(Source data)
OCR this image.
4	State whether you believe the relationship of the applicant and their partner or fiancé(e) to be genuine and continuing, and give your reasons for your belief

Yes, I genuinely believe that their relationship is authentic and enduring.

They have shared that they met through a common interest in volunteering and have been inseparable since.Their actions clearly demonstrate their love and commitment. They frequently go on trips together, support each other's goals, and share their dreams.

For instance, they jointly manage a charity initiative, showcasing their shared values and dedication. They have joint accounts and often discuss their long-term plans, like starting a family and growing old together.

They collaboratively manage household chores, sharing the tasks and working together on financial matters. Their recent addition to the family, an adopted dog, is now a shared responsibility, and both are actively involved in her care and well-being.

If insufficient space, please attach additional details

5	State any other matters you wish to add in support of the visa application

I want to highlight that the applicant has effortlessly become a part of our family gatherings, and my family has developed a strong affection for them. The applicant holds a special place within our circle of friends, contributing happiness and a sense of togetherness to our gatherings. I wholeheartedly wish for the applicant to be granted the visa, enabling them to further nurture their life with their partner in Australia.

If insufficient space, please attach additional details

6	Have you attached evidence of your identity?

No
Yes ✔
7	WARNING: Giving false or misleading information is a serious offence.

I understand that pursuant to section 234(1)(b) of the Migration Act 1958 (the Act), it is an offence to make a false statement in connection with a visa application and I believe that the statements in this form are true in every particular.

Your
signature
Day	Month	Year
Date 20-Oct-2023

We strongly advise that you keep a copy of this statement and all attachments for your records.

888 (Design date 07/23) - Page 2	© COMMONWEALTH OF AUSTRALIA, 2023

### [Exercise]
Using the entries above, please restate each one word for word.

### [Task output]
OCR this image.
4	State whether you believe the relationship of the applicant and their partner or fiancé(e) to be genuine and continuing, and give your reasons for your belief

Yes, I genuinely believe that their relationship is authentic and enduring.

They have shared that they met through a common interest in volunteering and have been inseparable since.Their actions clearly demonstrate their love and commitment. They frequently go on trips together, support each other's goals, and share their dreams.

For instance, they jointly manage a charity initiative, showcasing their shared values and dedication. They have joint accounts and often discuss their long-term plans, like starting a family and growing old together.

They collaboratively manage household chores, sharing the tasks and working together on financial matters. Their recent addition to the family, an adopted dog, is now a shared responsibility, and both are actively involved in her care and well-being.

If insufficient space, please attach additional details

5	State any other matters you wish to add in support of the visa application

I want to highlight that the applicant has effortlessly become a part of our family gatherings, and my family has developed a strong affection for them. The applicant holds a special place within our circle of friends, contributing happiness and a sense of togetherness to our gatherings. I wholeheartedly wish for the applicant to be granted the visa, enabling them to further nurture their life with their partner in Australia.

If insufficient space, please attach additional details

6	Have you attached evidence of your identity?

No
Yes ✔
7	WARNING: Giving false or misleading information is a serious offence.

I understand that pursuant to section 234(1)(b) of the Migration Act 1958 (the Act), it is an offence to make a false statement in connection with a visa application and I believe that the statements in this form are true in every particular.

Your
signature
Day	Month	Year
Date 20-Oct-2023

We strongly advise that you keep a copy of this statement and all attachments for your records.

888 (Design date 07/23) - Page 2	© COMMONWEALTH OF AUSTRALIA, 2023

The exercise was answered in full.